Copy every line from the records below that holds the word "totale".

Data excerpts

--------

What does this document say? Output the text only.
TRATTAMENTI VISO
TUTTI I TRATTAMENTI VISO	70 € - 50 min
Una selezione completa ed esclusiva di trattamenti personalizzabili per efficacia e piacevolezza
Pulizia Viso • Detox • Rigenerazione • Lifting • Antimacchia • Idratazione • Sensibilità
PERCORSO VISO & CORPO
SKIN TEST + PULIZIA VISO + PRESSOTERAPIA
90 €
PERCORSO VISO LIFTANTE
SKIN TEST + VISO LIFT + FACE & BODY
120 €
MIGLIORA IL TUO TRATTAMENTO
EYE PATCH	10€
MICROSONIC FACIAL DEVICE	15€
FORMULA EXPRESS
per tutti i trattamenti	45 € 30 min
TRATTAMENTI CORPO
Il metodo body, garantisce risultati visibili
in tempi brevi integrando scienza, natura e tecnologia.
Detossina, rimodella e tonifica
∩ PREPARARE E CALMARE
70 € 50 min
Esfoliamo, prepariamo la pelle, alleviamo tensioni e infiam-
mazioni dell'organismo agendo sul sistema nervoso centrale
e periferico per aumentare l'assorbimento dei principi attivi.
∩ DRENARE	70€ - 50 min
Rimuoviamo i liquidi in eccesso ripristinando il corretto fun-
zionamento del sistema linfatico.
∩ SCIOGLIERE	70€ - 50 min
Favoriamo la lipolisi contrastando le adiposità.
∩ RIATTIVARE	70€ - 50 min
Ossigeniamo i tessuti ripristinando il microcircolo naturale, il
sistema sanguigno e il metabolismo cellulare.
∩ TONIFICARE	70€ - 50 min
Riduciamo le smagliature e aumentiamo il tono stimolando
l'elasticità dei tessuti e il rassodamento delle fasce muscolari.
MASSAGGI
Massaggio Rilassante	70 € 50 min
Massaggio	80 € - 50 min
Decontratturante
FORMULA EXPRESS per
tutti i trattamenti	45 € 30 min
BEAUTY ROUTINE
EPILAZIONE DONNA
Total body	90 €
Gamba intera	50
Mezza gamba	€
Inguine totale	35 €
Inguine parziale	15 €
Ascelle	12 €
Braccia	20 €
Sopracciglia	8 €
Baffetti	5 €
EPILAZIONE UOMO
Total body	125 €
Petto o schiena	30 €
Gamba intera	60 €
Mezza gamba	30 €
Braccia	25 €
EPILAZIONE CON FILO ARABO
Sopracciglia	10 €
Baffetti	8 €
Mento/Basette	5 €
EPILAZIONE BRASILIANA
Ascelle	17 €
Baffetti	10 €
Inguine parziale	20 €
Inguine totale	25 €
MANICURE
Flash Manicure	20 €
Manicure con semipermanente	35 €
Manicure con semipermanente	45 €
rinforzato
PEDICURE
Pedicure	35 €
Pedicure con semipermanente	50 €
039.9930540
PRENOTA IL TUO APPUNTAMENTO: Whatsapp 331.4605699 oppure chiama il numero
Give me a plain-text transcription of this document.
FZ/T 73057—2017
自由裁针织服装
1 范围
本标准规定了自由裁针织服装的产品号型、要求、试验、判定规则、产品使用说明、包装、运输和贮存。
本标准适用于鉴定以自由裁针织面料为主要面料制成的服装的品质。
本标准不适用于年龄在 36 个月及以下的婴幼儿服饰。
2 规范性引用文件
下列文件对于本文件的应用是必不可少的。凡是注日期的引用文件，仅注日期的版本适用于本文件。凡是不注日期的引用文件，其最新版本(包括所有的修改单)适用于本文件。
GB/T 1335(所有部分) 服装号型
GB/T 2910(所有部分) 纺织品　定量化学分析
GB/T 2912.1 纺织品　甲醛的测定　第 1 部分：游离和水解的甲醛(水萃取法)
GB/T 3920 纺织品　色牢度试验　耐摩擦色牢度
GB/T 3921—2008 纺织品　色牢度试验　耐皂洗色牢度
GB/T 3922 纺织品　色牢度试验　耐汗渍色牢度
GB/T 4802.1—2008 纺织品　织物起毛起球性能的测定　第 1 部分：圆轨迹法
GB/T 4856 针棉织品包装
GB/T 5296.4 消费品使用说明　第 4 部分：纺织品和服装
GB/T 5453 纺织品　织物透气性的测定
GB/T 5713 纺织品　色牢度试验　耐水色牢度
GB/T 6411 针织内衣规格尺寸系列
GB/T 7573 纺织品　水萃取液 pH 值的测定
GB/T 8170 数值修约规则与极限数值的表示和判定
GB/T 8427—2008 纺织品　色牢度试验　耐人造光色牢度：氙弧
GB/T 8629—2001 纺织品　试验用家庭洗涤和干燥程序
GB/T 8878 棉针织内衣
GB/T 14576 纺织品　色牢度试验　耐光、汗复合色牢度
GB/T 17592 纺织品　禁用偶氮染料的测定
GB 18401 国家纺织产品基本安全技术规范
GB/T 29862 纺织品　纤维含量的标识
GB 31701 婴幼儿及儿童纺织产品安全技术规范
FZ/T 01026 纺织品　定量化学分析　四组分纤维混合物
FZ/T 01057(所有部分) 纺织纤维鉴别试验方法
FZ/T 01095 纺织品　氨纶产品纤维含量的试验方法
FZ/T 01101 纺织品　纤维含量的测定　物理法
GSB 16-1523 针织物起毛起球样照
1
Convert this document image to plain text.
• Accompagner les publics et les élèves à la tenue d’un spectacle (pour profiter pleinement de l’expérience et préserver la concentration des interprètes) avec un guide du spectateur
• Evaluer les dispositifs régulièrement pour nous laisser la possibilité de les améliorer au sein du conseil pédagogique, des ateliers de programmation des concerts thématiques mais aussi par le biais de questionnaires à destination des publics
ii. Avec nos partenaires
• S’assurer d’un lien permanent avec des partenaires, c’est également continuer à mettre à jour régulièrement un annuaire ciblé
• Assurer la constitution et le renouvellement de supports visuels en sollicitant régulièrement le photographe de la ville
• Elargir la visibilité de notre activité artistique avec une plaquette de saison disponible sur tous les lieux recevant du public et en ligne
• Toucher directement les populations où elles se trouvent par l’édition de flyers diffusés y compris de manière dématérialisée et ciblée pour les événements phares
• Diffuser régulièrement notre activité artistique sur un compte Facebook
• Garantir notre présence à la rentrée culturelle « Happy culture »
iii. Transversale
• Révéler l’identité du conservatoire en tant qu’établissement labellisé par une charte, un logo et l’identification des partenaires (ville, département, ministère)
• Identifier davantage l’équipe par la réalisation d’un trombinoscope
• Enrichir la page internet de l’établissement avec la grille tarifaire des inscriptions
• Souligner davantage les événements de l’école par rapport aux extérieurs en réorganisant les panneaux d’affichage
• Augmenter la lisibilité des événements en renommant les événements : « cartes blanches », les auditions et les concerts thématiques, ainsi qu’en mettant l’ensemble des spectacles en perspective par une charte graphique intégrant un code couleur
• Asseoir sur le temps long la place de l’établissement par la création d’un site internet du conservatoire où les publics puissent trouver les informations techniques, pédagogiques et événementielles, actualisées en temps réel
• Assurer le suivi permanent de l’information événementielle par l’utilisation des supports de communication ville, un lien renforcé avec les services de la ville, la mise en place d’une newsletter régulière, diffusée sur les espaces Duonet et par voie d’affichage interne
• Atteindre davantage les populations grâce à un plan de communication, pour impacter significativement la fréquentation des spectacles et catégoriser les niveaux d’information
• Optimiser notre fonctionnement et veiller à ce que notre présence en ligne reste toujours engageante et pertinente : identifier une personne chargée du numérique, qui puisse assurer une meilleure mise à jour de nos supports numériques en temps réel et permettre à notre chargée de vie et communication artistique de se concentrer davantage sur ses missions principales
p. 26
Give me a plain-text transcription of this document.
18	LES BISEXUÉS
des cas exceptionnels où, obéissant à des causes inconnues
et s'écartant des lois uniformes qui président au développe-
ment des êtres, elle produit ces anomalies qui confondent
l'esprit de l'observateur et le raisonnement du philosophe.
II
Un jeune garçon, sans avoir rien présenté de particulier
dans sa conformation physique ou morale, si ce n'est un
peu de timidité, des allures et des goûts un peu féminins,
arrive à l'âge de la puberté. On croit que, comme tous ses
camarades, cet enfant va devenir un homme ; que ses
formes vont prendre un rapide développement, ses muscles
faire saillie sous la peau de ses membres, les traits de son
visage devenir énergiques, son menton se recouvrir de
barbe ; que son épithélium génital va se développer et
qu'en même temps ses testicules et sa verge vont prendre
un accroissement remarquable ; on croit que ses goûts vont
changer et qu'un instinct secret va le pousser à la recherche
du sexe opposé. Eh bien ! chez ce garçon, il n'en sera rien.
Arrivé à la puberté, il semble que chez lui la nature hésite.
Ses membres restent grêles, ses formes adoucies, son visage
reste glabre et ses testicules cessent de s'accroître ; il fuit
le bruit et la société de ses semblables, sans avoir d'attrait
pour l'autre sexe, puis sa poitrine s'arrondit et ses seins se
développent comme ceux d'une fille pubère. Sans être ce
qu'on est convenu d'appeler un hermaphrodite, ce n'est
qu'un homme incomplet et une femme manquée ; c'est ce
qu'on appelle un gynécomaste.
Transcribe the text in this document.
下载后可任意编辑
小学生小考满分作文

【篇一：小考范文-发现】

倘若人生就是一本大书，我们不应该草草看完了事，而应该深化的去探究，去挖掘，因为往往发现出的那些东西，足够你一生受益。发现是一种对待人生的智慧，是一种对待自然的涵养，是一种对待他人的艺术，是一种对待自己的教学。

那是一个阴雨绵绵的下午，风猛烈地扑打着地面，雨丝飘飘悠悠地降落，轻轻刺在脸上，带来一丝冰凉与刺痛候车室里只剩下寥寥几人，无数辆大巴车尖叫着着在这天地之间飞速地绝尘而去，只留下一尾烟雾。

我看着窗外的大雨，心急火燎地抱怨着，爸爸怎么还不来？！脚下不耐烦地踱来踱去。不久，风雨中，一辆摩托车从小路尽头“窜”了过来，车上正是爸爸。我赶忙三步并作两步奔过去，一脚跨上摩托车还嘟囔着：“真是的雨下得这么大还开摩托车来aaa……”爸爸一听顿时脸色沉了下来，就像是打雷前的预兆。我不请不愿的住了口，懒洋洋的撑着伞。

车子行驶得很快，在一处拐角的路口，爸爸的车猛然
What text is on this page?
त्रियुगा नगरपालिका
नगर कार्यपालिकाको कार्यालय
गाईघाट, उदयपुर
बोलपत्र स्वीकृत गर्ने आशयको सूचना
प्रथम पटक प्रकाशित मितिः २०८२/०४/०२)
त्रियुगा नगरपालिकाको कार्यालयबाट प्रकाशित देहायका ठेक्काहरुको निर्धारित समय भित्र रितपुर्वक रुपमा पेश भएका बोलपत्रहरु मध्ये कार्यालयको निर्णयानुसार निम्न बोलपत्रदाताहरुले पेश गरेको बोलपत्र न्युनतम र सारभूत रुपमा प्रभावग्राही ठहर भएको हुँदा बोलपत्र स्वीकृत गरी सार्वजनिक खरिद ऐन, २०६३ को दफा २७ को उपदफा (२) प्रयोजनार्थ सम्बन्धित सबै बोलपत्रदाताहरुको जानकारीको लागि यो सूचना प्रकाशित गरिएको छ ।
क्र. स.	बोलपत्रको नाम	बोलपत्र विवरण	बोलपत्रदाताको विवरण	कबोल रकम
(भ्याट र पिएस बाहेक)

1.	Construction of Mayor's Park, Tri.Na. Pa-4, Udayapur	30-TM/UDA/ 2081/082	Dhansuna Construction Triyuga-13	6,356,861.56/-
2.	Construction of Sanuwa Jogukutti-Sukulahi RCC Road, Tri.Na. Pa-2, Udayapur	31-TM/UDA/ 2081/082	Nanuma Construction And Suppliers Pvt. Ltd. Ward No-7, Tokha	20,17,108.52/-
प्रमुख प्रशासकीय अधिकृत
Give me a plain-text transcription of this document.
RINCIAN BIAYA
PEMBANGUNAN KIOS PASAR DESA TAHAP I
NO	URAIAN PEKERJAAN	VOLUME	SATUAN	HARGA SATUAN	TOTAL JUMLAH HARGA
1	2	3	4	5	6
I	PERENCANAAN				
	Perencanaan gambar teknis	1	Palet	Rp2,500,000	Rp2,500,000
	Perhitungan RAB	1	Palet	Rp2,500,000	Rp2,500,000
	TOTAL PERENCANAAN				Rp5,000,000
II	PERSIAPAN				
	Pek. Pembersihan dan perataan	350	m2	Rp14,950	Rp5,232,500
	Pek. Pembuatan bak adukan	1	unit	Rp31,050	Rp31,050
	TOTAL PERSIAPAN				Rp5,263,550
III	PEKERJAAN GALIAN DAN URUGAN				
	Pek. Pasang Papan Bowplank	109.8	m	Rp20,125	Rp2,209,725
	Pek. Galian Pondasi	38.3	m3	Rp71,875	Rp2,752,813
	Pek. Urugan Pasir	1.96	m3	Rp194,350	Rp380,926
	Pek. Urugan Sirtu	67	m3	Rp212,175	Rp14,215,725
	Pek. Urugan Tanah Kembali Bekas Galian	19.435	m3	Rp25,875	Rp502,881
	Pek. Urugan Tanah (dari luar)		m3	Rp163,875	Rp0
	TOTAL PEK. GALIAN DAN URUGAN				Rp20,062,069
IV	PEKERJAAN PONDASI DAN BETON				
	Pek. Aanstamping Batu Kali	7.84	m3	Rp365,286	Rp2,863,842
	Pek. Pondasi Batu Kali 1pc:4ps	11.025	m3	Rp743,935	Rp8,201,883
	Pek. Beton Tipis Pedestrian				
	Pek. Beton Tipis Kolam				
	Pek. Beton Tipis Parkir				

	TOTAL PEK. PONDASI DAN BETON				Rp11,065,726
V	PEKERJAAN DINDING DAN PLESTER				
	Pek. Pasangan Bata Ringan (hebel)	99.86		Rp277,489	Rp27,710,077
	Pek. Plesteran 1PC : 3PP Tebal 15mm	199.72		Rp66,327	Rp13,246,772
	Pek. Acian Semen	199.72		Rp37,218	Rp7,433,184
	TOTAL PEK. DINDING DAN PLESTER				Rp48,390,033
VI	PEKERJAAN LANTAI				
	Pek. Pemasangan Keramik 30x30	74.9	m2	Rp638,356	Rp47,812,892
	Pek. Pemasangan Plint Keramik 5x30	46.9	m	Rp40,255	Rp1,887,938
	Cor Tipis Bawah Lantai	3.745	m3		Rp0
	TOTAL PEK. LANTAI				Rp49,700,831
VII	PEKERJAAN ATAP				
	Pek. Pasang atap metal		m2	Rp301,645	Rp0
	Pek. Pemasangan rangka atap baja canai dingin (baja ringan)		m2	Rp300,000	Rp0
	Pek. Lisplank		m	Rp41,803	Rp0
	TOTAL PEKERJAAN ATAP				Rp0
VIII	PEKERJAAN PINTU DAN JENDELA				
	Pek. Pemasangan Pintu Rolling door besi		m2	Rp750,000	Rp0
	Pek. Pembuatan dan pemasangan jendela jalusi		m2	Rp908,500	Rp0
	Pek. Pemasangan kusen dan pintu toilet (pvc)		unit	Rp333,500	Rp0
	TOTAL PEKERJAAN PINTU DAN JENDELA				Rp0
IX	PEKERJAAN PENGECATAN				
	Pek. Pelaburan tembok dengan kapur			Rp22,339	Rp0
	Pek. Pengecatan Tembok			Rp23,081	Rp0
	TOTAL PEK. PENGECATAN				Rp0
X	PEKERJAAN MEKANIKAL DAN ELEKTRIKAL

--------

RESULT OF THE TASK:
Inguine totale	35 €
Inguine totale	25 €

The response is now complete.